WHAT YOU NEED TO DO
Will you transcribe the entries that follow, exactly and in full?

(Records from a data collection)

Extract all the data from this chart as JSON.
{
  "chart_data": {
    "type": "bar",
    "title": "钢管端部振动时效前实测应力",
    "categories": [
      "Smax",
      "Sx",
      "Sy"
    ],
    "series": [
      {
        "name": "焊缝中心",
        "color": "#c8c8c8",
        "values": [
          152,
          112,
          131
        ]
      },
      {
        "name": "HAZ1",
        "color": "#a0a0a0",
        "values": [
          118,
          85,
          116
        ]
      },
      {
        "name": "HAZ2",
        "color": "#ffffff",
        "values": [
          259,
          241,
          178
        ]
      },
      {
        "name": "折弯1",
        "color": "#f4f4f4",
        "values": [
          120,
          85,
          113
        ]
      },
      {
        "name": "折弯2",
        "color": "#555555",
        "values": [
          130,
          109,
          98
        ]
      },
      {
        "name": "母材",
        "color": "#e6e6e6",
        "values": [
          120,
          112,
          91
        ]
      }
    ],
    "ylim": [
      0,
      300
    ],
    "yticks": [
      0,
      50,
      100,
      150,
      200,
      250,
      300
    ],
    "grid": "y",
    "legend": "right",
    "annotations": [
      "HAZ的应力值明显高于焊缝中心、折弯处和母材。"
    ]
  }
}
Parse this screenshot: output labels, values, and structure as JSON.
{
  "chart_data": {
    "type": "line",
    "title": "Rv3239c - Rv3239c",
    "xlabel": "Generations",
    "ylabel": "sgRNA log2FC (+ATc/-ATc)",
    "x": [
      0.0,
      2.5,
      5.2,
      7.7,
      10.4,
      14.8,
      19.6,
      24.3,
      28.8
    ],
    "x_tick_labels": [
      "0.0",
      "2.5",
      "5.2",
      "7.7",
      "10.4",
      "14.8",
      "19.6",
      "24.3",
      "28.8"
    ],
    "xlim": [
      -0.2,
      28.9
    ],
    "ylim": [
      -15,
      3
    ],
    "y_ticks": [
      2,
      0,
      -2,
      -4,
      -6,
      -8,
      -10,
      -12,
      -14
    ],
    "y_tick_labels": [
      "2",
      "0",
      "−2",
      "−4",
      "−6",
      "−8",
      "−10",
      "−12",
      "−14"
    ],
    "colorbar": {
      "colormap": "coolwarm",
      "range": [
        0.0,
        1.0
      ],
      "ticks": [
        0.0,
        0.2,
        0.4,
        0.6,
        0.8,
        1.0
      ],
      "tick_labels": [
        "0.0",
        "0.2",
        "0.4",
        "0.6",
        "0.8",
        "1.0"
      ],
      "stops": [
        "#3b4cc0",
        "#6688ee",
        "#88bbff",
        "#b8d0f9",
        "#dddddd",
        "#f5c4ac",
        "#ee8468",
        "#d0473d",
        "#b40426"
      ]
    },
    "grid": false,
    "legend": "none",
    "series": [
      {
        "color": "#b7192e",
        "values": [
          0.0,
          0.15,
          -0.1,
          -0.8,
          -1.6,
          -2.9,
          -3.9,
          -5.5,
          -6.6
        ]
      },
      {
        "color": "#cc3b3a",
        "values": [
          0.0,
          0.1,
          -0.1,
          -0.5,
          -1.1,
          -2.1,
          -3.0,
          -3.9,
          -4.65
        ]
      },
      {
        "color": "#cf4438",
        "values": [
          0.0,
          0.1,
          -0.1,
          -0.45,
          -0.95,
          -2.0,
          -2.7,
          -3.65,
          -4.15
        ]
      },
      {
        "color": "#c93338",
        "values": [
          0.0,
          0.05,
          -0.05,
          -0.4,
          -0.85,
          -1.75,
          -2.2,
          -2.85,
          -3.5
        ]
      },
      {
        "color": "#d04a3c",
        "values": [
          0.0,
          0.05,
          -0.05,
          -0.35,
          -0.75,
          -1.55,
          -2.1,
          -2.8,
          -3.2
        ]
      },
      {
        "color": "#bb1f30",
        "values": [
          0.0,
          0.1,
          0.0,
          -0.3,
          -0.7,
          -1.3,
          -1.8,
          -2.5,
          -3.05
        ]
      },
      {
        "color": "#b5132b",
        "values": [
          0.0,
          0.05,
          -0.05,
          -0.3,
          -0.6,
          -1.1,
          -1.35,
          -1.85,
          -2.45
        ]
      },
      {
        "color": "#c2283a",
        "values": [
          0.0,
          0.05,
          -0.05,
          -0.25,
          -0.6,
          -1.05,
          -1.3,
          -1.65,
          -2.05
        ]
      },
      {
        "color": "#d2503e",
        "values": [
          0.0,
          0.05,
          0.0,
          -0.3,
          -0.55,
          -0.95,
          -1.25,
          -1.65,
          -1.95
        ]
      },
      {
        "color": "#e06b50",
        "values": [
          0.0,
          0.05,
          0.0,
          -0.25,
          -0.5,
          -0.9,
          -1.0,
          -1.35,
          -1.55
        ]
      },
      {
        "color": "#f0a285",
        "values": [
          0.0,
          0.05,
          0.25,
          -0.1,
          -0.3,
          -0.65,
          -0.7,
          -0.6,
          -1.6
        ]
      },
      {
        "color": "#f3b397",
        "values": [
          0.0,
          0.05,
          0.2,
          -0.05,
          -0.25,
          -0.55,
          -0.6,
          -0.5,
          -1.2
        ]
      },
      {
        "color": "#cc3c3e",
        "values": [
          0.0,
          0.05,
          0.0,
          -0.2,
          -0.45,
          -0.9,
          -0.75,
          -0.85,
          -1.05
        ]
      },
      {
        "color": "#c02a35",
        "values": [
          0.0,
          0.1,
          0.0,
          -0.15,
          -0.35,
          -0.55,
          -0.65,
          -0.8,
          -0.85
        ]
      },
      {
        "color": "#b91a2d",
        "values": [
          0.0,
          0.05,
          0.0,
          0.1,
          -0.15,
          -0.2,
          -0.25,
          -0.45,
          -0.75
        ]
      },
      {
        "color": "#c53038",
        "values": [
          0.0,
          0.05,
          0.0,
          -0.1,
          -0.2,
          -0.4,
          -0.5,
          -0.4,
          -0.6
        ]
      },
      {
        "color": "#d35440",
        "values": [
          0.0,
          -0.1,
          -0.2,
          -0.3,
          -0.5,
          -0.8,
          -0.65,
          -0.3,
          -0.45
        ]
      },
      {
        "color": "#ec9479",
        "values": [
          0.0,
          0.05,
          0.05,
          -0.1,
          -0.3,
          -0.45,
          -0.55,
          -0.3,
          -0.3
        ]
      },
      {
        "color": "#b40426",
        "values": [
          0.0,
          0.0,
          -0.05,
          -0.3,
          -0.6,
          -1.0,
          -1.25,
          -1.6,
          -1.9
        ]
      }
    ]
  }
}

TASK RESPONSE
Extract all the data from this chart as JSON.
{
  "chart_data": {
    "type": "bar",
    "title": "钢管端部振动时效前实测应力",
    "categories": [
      "Smax",
      "Sx",
      "Sy"
    ],
    "series": [
      {
        "name": "焊缝中心",
        "color": "#c8c8c8",
        "values": [
          152,
          112,
          131
        ]
      },
      {
        "name": "HAZ1",
        "color": "#a0a0a0",
        "values": [
          118,
          85,
          116
        ]
      },
      {
        "name": "HAZ2",
        "color": "#ffffff",
        "values": [
          259,
          241,
          178
        ]
      },
      {
        "name": "折弯1",
        "color": "#f4f4f4",
        "values": [
          120,
          85,
          113
        ]
      },
      {
        "name": "折弯2",
        "color": "#555555",
        "values": [
          130,
          109,
          98
        ]
      },
      {
        "name": "母材",
        "color": "#e6e6e6",
        "values": [
          120,
          112,
          91
        ]
      }
    ],
    "ylim": [
      0,
      300
    ],
    "yticks": [
      0,
      50,
      100,
      150,
      200,
      250,
      300
    ],
    "grid": "y",
    "legend": "right",
    "annotations": [
      "HAZ的应力值明显高于焊缝中心、折弯处和母材。"
    ]
  }
}
Parse this screenshot: output labels, values, and structure as JSON.
{
  "chart_data": {
    "type": "line",
    "title": "Rv3239c - Rv3239c",
    "xlabel": "Generations",
    "ylabel": "sgRNA log2FC (+ATc/-ATc)",
    "x": [
      0.0,
      2.5,
      5.2,
      7.7,
      10.4,
      14.8,
      19.6,
      24.3,
      28.8
    ],
    "x_tick_labels": [
      "0.0",
      "2.5",
      "5.2",
      "7.7",
      "10.4",
      "14.8",
      "19.6",
      "24.3",
      "28.8"
    ],
    "xlim": [
      -0.2,
      28.9
    ],
    "ylim": [
      -15,
      3
    ],
    "y_ticks": [
      2,
      0,
      -2,
      -4,
      -6,
      -8,
      -10,
      -12,
      -14
    ],
    "y_tick_labels": [
      "2",
      "0",
      "−2",
      "−4",
      "−6",
      "−8",
      "−10",
      "−12",
      "−14"
    ],
    "colorbar": {
      "colormap": "coolwarm",
      "range": [
        0.0,
        1.0
      ],
      "ticks": [
        0.0,
        0.2,
        0.4,
        0.6,
        0.8,
        1.0
      ],
      "tick_labels": [
        "0.0",
        "0.2",
        "0.4",
        "0.6",
        "0.8",
        "1.0"
      ],
      "stops": [
        "#3b4cc0",
        "#6688ee",
        "#88bbff",
        "#b8d0f9",
        "#dddddd",
        "#f5c4ac",
        "#ee8468",
        "#d0473d",
        "#b40426"
      ]
    },
    "grid": false,
    "legend": "none",
    "series": [
      {
        "color": "#b7192e",
        "values": [
          0.0,
          0.15,
          -0.1,
          -0.8,
          -1.6,
          -2.9,
          -3.9,
          -5.5,
          -6.6
        ]
      },
      {
        "color": "#cc3b3a",
        "values": [
          0.0,
          0.1,
          -0.1,
          -0.5,
          -1.1,
          -2.1,
          -3.0,
          -3.9,
          -4.65
        ]
      },
      {
        "color": "#cf4438",
        "values": [
          0.0,
          0.1,
          -0.1,
          -0.45,
          -0.95,
          -2.0,
          -2.7,
          -3.65,
          -4.15
        ]
      },
      {
        "color": "#c93338",
        "values": [
          0.0,
          0.05,
          -0.05,
          -0.4,
          -0.85,
          -1.75,
          -2.2,
          -2.85,
          -3.5
        ]
      },
      {
        "color": "#d04a3c",
        "values": [
          0.0,
          0.05,
          -0.05,
          -0.35,
          -0.75,
          -1.55,
          -2.1,
          -2.8,
          -3.2
        ]
      },
      {
        "color": "#bb1f30",
        "values": [
          0.0,
          0.1,
          0.0,
          -0.3,
          -0.7,
          -1.3,
          -1.8,
          -2.5,
          -3.05
        ]
      },
      {
        "color": "#b5132b",
        "values": [
          0.0,
          0.05,
          -0.05,
          -0.3,
          -0.6,
          -1.1,
          -1.35,
          -1.85,
          -2.45
        ]
      },
      {
        "color": "#c2283a",
        "values": [
          0.0,
          0.05,
          -0.05,
          -0.25,
          -0.6,
          -1.05,
          -1.3,
          -1.65,
          -2.05
        ]
      },
      {
        "color": "#d2503e",
        "values": [
          0.0,
          0.05,
          0.0,
          -0.3,
          -0.55,
          -0.95,
          -1.25,
          -1.65,
          -1.95
        ]
      },
      {
        "color": "#e06b50",
        "values": [
          0.0,
          0.05,
          0.0,
          -0.25,
          -0.5,
          -0.9,
          -1.0,
          -1.35,
          -1.55
        ]
      },
      {
        "color": "#f0a285",
        "values": [
          0.0,
          0.05,
          0.25,
          -0.1,
          -0.3,
          -0.65,
          -0.7,
          -0.6,
          -1.6
        ]
      },
      {
        "color": "#f3b397",
        "values": [
          0.0,
          0.05,
          0.2,
          -0.05,
          -0.25,
          -0.55,
          -0.6,
          -0.5,
          -1.2
        ]
      },
      {
        "color": "#cc3c3e",
        "values": [
          0.0,
          0.05,
          0.0,
          -0.2,
          -0.45,
          -0.9,
          -0.75,
          -0.85,
          -1.05
        ]
      },
      {
        "color": "#c02a35",
        "values": [
          0.0,
          0.1,
          0.0,
          -0.15,
          -0.35,
          -0.55,
          -0.65,
          -0.8,
          -0.85
        ]
      },
      {
        "color": "#b91a2d",
        "values": [
          0.0,
          0.05,
          0.0,
          0.1,
          -0.15,
          -0.2,
          -0.25,
          -0.45,
          -0.75
        ]
      },
      {
        "color": "#c53038",
        "values": [
          0.0,
          0.05,
          0.0,
          -0.1,
          -0.2,
          -0.4,
          -0.5,
          -0.4,
          -0.6
        ]
      },
      {
        "color": "#d35440",
        "values": [
          0.0,
          -0.1,
          -0.2,
          -0.3,
          -0.5,
          -0.8,
          -0.65,
          -0.3,
          -0.45
        ]
      },
      {
        "color": "#ec9479",
        "values": [
          0.0,
          0.05,
          0.05,
          -0.1,
          -0.3,
          -0.45,
          -0.55,
          -0.3,
          -0.3
        ]
      },
      {
        "color": "#b40426",
        "values": [
          0.0,
          0.0,
          -0.05,
          -0.3,
          -0.6,
          -1.0,
          -1.25,
          -1.6,
          -1.9
        ]
      }
    ]
  }
}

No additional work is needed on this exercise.